What to work on
Only the lines from the line holding "OCR this image." through the final line of the entries below are to be returned, exactly as they stand.

Supplied data
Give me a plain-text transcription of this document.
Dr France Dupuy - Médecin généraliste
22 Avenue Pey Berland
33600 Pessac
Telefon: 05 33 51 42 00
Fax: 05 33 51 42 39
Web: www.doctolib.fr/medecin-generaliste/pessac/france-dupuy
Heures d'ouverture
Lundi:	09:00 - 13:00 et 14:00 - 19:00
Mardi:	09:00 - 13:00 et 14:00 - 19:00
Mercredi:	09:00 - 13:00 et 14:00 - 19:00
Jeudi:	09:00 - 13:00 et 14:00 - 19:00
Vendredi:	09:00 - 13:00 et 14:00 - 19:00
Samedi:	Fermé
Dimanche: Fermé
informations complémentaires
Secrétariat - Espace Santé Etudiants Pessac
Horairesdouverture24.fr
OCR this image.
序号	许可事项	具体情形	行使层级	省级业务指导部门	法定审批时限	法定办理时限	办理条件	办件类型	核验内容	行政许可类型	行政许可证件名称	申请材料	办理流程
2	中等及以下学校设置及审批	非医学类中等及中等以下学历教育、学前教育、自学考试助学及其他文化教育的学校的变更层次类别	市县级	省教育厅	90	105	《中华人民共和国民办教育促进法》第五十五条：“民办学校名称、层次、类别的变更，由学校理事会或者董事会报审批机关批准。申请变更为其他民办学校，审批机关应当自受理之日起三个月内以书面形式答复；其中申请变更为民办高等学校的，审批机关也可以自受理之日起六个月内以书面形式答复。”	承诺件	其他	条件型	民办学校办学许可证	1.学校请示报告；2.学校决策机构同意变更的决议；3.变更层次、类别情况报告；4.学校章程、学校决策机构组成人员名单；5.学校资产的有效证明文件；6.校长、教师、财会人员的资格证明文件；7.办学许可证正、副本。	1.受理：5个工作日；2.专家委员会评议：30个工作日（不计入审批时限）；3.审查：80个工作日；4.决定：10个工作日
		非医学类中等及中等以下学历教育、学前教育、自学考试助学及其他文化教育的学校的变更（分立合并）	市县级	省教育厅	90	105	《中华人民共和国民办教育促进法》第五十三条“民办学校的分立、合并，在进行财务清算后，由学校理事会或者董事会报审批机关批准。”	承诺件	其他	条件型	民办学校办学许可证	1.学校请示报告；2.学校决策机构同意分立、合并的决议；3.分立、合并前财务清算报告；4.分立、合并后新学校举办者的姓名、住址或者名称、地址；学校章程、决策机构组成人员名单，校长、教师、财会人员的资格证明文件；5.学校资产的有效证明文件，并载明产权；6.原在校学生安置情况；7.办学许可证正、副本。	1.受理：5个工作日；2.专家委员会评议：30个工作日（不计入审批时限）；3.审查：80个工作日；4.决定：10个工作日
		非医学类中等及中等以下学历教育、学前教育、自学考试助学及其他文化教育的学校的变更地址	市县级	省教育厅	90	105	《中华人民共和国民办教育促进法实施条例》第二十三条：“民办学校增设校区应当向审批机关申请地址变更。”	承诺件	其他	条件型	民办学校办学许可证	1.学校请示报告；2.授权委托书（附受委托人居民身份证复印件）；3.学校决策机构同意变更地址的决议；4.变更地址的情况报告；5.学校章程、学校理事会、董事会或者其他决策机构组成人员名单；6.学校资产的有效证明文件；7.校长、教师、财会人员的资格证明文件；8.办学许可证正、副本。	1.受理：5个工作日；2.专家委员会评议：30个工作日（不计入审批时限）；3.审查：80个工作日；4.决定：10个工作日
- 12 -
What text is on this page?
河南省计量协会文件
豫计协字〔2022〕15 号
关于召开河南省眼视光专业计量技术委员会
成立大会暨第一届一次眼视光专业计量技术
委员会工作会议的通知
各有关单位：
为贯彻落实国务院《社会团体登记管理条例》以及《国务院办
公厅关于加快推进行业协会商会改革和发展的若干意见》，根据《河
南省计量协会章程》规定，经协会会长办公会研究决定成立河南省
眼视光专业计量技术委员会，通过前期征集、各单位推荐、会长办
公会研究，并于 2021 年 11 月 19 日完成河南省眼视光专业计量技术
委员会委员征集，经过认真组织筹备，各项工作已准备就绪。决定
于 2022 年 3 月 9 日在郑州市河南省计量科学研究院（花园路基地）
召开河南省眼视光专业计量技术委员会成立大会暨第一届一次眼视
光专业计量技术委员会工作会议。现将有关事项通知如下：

Full output
OCR this image.
序号	许可事项	具体情形	行使层级	省级业务指导部门	法定审批时限	法定办理时限	办理条件	办件类型	核验内容	行政许可类型	行政许可证件名称	申请材料	办理流程
2	中等及以下学校设置及审批	非医学类中等及中等以下学历教育、学前教育、自学考试助学及其他文化教育的学校的变更层次类别	市县级	省教育厅	90	105	《中华人民共和国民办教育促进法》第五十五条：“民办学校名称、层次、类别的变更，由学校理事会或者董事会报审批机关批准。申请变更为其他民办学校，审批机关应当自受理之日起三个月内以书面形式答复；其中申请变更为民办高等学校的，审批机关也可以自受理之日起六个月内以书面形式答复。”	承诺件	其他	条件型	民办学校办学许可证	1.学校请示报告；2.学校决策机构同意变更的决议；3.变更层次、类别情况报告；4.学校章程、学校决策机构组成人员名单；5.学校资产的有效证明文件；6.校长、教师、财会人员的资格证明文件；7.办学许可证正、副本。	1.受理：5个工作日；2.专家委员会评议：30个工作日（不计入审批时限）；3.审查：80个工作日；4.决定：10个工作日
		非医学类中等及中等以下学历教育、学前教育、自学考试助学及其他文化教育的学校的变更（分立合并）	市县级	省教育厅	90	105	《中华人民共和国民办教育促进法》第五十三条“民办学校的分立、合并，在进行财务清算后，由学校理事会或者董事会报审批机关批准。”	承诺件	其他	条件型	民办学校办学许可证	1.学校请示报告；2.学校决策机构同意分立、合并的决议；3.分立、合并前财务清算报告；4.分立、合并后新学校举办者的姓名、住址或者名称、地址；学校章程、决策机构组成人员名单，校长、教师、财会人员的资格证明文件；5.学校资产的有效证明文件，并载明产权；6.原在校学生安置情况；7.办学许可证正、副本。	1.受理：5个工作日；2.专家委员会评议：30个工作日（不计入审批时限）；3.审查：80个工作日；4.决定：10个工作日
		非医学类中等及中等以下学历教育、学前教育、自学考试助学及其他文化教育的学校的变更地址	市县级	省教育厅	90	105	《中华人民共和国民办教育促进法实施条例》第二十三条：“民办学校增设校区应当向审批机关申请地址变更。”	承诺件	其他	条件型	民办学校办学许可证	1.学校请示报告；2.授权委托书（附受委托人居民身份证复印件）；3.学校决策机构同意变更地址的决议；4.变更地址的情况报告；5.学校章程、学校理事会、董事会或者其他决策机构组成人员名单；6.学校资产的有效证明文件；7.校长、教师、财会人员的资格证明文件；8.办学许可证正、副本。	1.受理：5个工作日；2.专家委员会评议：30个工作日（不计入审批时限）；3.审查：80个工作日；4.决定：10个工作日
- 12 -
What text is on this page?
河南省计量协会文件
豫计协字〔2022〕15 号
关于召开河南省眼视光专业计量技术委员会
成立大会暨第一届一次眼视光专业计量技术
委员会工作会议的通知
各有关单位：
为贯彻落实国务院《社会团体登记管理条例》以及《国务院办
公厅关于加快推进行业协会商会改革和发展的若干意见》，根据《河
南省计量协会章程》规定，经协会会长办公会研究决定成立河南省
眼视光专业计量技术委员会，通过前期征集、各单位推荐、会长办
公会研究，并于 2021 年 11 月 19 日完成河南省眼视光专业计量技术
委员会委员征集，经过认真组织筹备，各项工作已准备就绪。决定
于 2022 年 3 月 9 日在郑州市河南省计量科学研究院（花园路基地）
召开河南省眼视光专业计量技术委员会成立大会暨第一届一次眼视
光专业计量技术委员会工作会议。现将有关事项通知如下：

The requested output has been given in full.